Set task |
Type out every line below exactly as it reads.

Dataset |
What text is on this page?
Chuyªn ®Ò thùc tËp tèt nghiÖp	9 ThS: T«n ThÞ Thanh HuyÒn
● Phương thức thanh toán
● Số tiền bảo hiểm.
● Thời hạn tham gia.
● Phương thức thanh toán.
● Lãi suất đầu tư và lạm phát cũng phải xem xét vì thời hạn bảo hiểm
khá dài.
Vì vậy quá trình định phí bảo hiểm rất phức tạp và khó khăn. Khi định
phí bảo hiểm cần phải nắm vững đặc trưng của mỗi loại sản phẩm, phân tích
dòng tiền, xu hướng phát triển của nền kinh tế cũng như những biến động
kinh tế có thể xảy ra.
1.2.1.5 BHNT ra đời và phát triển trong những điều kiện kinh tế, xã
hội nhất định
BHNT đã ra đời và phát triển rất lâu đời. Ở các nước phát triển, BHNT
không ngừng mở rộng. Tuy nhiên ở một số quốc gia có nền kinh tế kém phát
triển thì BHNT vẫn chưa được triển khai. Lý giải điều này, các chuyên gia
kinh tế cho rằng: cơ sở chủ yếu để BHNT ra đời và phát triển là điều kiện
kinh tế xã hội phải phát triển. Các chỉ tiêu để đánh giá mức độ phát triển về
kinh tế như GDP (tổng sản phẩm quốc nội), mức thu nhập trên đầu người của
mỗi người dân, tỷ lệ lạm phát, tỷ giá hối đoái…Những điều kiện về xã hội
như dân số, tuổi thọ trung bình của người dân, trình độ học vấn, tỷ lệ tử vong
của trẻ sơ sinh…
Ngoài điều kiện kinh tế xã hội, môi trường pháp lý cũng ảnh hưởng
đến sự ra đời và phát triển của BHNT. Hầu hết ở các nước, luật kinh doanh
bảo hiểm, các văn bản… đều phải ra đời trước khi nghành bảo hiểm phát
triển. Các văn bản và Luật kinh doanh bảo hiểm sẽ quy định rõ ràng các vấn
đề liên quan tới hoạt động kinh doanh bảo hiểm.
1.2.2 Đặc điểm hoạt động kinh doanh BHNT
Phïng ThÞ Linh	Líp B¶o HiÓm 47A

Result of the exercise |
What text is on this page?
Chuyªn ®Ò thùc tËp tèt nghiÖp	9 ThS: T«n ThÞ Thanh HuyÒn
● Phương thức thanh toán
● Số tiền bảo hiểm.
● Thời hạn tham gia.
● Phương thức thanh toán.
● Lãi suất đầu tư và lạm phát cũng phải xem xét vì thời hạn bảo hiểm
khá dài.
Vì vậy quá trình định phí bảo hiểm rất phức tạp và khó khăn. Khi định
phí bảo hiểm cần phải nắm vững đặc trưng của mỗi loại sản phẩm, phân tích
dòng tiền, xu hướng phát triển của nền kinh tế cũng như những biến động
kinh tế có thể xảy ra.
1.2.1.5 BHNT ra đời và phát triển trong những điều kiện kinh tế, xã
hội nhất định
BHNT đã ra đời và phát triển rất lâu đời. Ở các nước phát triển, BHNT
không ngừng mở rộng. Tuy nhiên ở một số quốc gia có nền kinh tế kém phát
triển thì BHNT vẫn chưa được triển khai. Lý giải điều này, các chuyên gia
kinh tế cho rằng: cơ sở chủ yếu để BHNT ra đời và phát triển là điều kiện
kinh tế xã hội phải phát triển. Các chỉ tiêu để đánh giá mức độ phát triển về
kinh tế như GDP (tổng sản phẩm quốc nội), mức thu nhập trên đầu người của
mỗi người dân, tỷ lệ lạm phát, tỷ giá hối đoái…Những điều kiện về xã hội
như dân số, tuổi thọ trung bình của người dân, trình độ học vấn, tỷ lệ tử vong
của trẻ sơ sinh…
Ngoài điều kiện kinh tế xã hội, môi trường pháp lý cũng ảnh hưởng
đến sự ra đời và phát triển của BHNT. Hầu hết ở các nước, luật kinh doanh
bảo hiểm, các văn bản… đều phải ra đời trước khi nghành bảo hiểm phát
triển. Các văn bản và Luật kinh doanh bảo hiểm sẽ quy định rõ ràng các vấn
đề liên quan tới hoạt động kinh doanh bảo hiểm.
1.2.2 Đặc điểm hoạt động kinh doanh BHNT
Phïng ThÞ Linh	Líp B¶o HiÓm 47A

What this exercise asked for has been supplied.